WHAT TO DO: Copy the data precisely, character for character, and leave out every picture.

— Start STORED RECORDS —

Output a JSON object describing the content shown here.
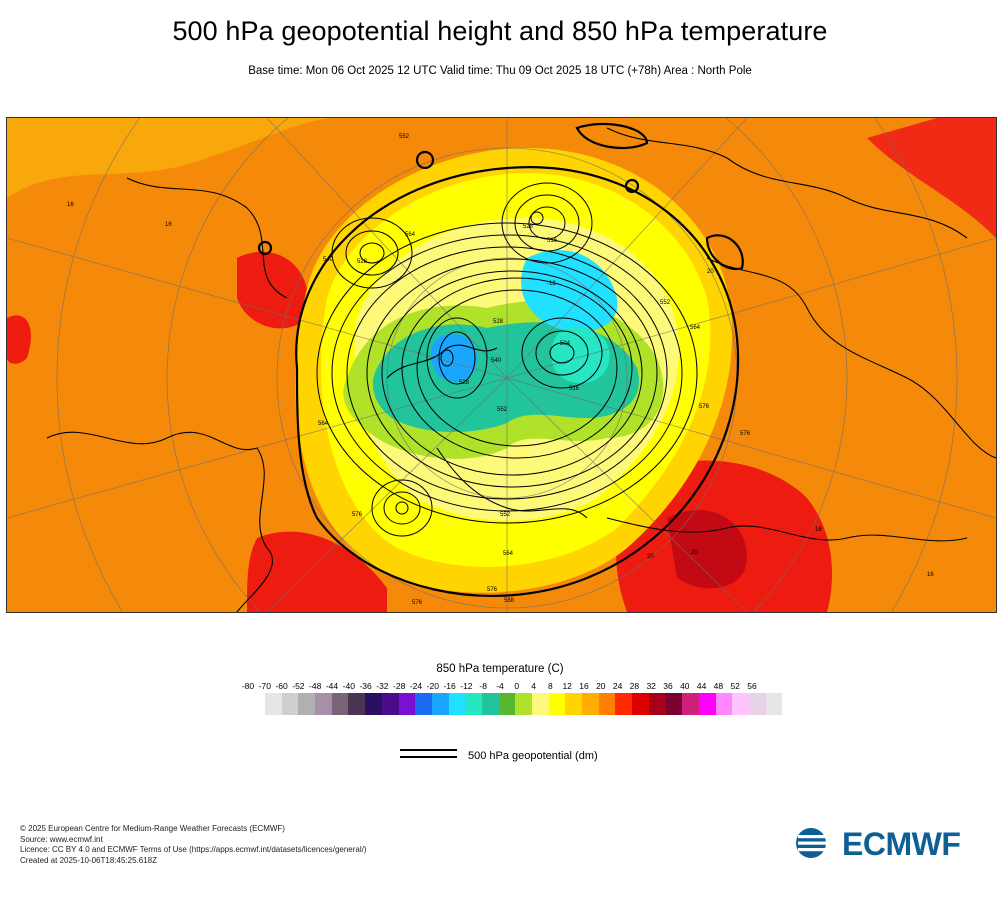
{
  "title": "500 hPa geopotential height and 850 hPa temperature",
  "subtitle": "Base time: Mon 06 Oct 2025 12 UTC Valid time: Thu 09 Oct 2025 18 UTC (+78h) Area : North Pole",
  "map": {
    "contour_labels": [
      "528",
      "528",
      "552",
      "552",
      "564",
      "564",
      "576",
      "576",
      "576",
      "576",
      "540",
      "540",
      "516",
      "516",
      "504",
      "516",
      "528",
      "552",
      "564",
      "576",
      "564",
      "552",
      "540",
      "528",
      "516",
      "528",
      "552",
      "564",
      "552",
      "576",
      "588",
      "576"
    ],
    "point_labels": [
      "16",
      "16",
      "16",
      "16",
      "16",
      "20",
      "20",
      "20",
      "-12",
      "-12"
    ]
  },
  "colorbar": {
    "title": "850 hPa temperature (C)",
    "ticks": [
      "-80",
      "-70",
      "-60",
      "-52",
      "-48",
      "-44",
      "-40",
      "-36",
      "-32",
      "-28",
      "-24",
      "-20",
      "-16",
      "-12",
      "-8",
      "-4",
      "0",
      "4",
      "8",
      "12",
      "16",
      "20",
      "24",
      "28",
      "32",
      "36",
      "40",
      "44",
      "48",
      "52",
      "56"
    ],
    "colors": [
      "#e6e6e6",
      "#cfcfcf",
      "#b0b0b0",
      "#a88fa8",
      "#7a6478",
      "#4a3552",
      "#2a1060",
      "#4b0c8c",
      "#7a10d0",
      "#1a6cf5",
      "#1aa5ff",
      "#22e0ff",
      "#26e6c4",
      "#22c49c",
      "#55b82e",
      "#b0e22a",
      "#fff97a",
      "#ffff00",
      "#ffd400",
      "#ffae00",
      "#ff8000",
      "#ff2a00",
      "#dd0000",
      "#a8001a",
      "#7a0030",
      "#d0207a",
      "#ff00ff",
      "#ff88ff",
      "#ffc4ff",
      "#e8d2e8",
      "#e6e6e6"
    ]
  },
  "legend": {
    "label": "500 hPa geopotential (dm)"
  },
  "footer": {
    "line1": "© 2025 European Centre for Medium-Range Weather Forecasts (ECMWF)",
    "line2": "Source: www.ecmwf.int",
    "line3": "Licence: CC BY 4.0 and ECMWF Terms of Use (https://apps.ecmwf.int/datasets/licences/general/)",
    "line4": "Created at 2025-10-06T18:45:25.618Z"
  },
  "logo": {
    "text": "ECMWF",
    "color": "#0e5f94"
  }
}
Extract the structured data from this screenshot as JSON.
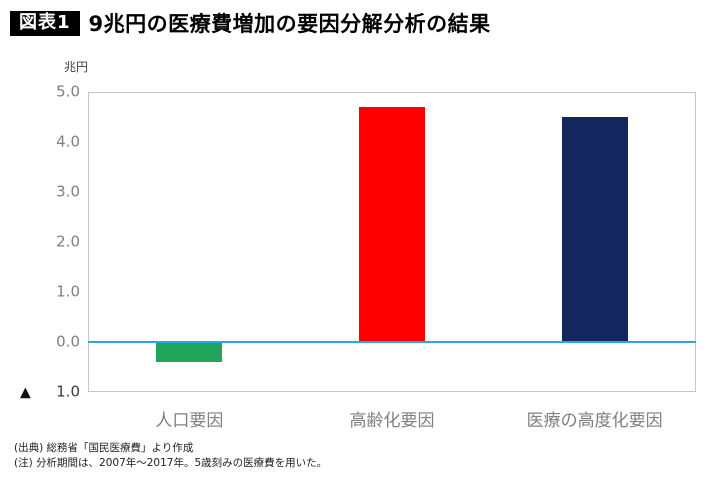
{
  "header": {
    "badge": "図表1",
    "title": "9兆円の医療費増加の要因分解分析の結果"
  },
  "chart_data": {
    "type": "bar",
    "title": "9兆円の医療費増加の要因分解分析の結果",
    "unit_label": "兆円",
    "categories": [
      "人口要因",
      "高齢化要因",
      "医療の高度化要因"
    ],
    "values": [
      -0.4,
      4.7,
      4.5
    ],
    "bar_colors": [
      "#1fa45c",
      "#fe0000",
      "#14265e"
    ],
    "ylim": [
      -1.0,
      5.0
    ],
    "yticks": [
      5.0,
      4.0,
      3.0,
      2.0,
      1.0,
      0.0,
      -1.0
    ],
    "ytick_labels": [
      "5.0",
      "4.0",
      "3.0",
      "2.0",
      "1.0",
      "0.0",
      "▲ 1.0"
    ],
    "zero_line_color": "#2aa7df",
    "grid": false,
    "legend": "none"
  },
  "footer": {
    "source": "(出典) 総務省「国民医療費」より作成",
    "note": "(注) 分析期間は、2007年〜2017年。5歳刻みの医療費を用いた。"
  }
}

— End STORED RECORDS —

SOLVED PROBLEM:
Output a JSON object describing the content shown here.
{
  "title": "500 hPa geopotential height and 850 hPa temperature",
  "subtitle": "Base time: Mon 06 Oct 2025 12 UTC Valid time: Thu 09 Oct 2025 18 UTC (+78h) Area : North Pole",
  "map": {
    "contour_labels": [
      "528",
      "528",
      "552",
      "552",
      "564",
      "564",
      "576",
      "576",
      "576",
      "576",
      "540",
      "540",
      "516",
      "516",
      "504",
      "516",
      "528",
      "552",
      "564",
      "576",
      "564",
      "552",
      "540",
      "528",
      "516",
      "528",
      "552",
      "564",
      "552",
      "576",
      "588",
      "576"
    ],
    "point_labels": [
      "16",
      "16",
      "16",
      "16",
      "16",
      "20",
      "20",
      "20",
      "-12",
      "-12"
    ]
  },
  "colorbar": {
    "title": "850 hPa temperature (C)",
    "ticks": [
      "-80",
      "-70",
      "-60",
      "-52",
      "-48",
      "-44",
      "-40",
      "-36",
      "-32",
      "-28",
      "-24",
      "-20",
      "-16",
      "-12",
      "-8",
      "-4",
      "0",
      "4",
      "8",
      "12",
      "16",
      "20",
      "24",
      "28",
      "32",
      "36",
      "40",
      "44",
      "48",
      "52",
      "56"
    ],
    "colors": [
      "#e6e6e6",
      "#cfcfcf",
      "#b0b0b0",
      "#a88fa8",
      "#7a6478",
      "#4a3552",
      "#2a1060",
      "#4b0c8c",
      "#7a10d0",
      "#1a6cf5",
      "#1aa5ff",
      "#22e0ff",
      "#26e6c4",
      "#22c49c",
      "#55b82e",
      "#b0e22a",
      "#fff97a",
      "#ffff00",
      "#ffd400",
      "#ffae00",
      "#ff8000",
      "#ff2a00",
      "#dd0000",
      "#a8001a",
      "#7a0030",
      "#d0207a",
      "#ff00ff",
      "#ff88ff",
      "#ffc4ff",
      "#e8d2e8",
      "#e6e6e6"
    ]
  },
  "legend": {
    "label": "500 hPa geopotential (dm)"
  },
  "footer": {
    "line1": "© 2025 European Centre for Medium-Range Weather Forecasts (ECMWF)",
    "line2": "Source: www.ecmwf.int",
    "line3": "Licence: CC BY 4.0 and ECMWF Terms of Use (https://apps.ecmwf.int/datasets/licences/general/)",
    "line4": "Created at 2025-10-06T18:45:25.618Z"
  },
  "logo": {
    "text": "ECMWF",
    "color": "#0e5f94"
  }
}
Extract the structured data from this screenshot as JSON.
{
  "header": {
    "badge": "図表1",
    "title": "9兆円の医療費増加の要因分解分析の結果"
  },
  "chart_data": {
    "type": "bar",
    "title": "9兆円の医療費増加の要因分解分析の結果",
    "unit_label": "兆円",
    "categories": [
      "人口要因",
      "高齢化要因",
      "医療の高度化要因"
    ],
    "values": [
      -0.4,
      4.7,
      4.5
    ],
    "bar_colors": [
      "#1fa45c",
      "#fe0000",
      "#14265e"
    ],
    "ylim": [
      -1.0,
      5.0
    ],
    "yticks": [
      5.0,
      4.0,
      3.0,
      2.0,
      1.0,
      0.0,
      -1.0
    ],
    "ytick_labels": [
      "5.0",
      "4.0",
      "3.0",
      "2.0",
      "1.0",
      "0.0",
      "▲ 1.0"
    ],
    "zero_line_color": "#2aa7df",
    "grid": false,
    "legend": "none"
  },
  "footer": {
    "source": "(出典) 総務省「国民医療費」より作成",
    "note": "(注) 分析期間は、2007年〜2017年。5歳刻みの医療費を用いた。"
  }
}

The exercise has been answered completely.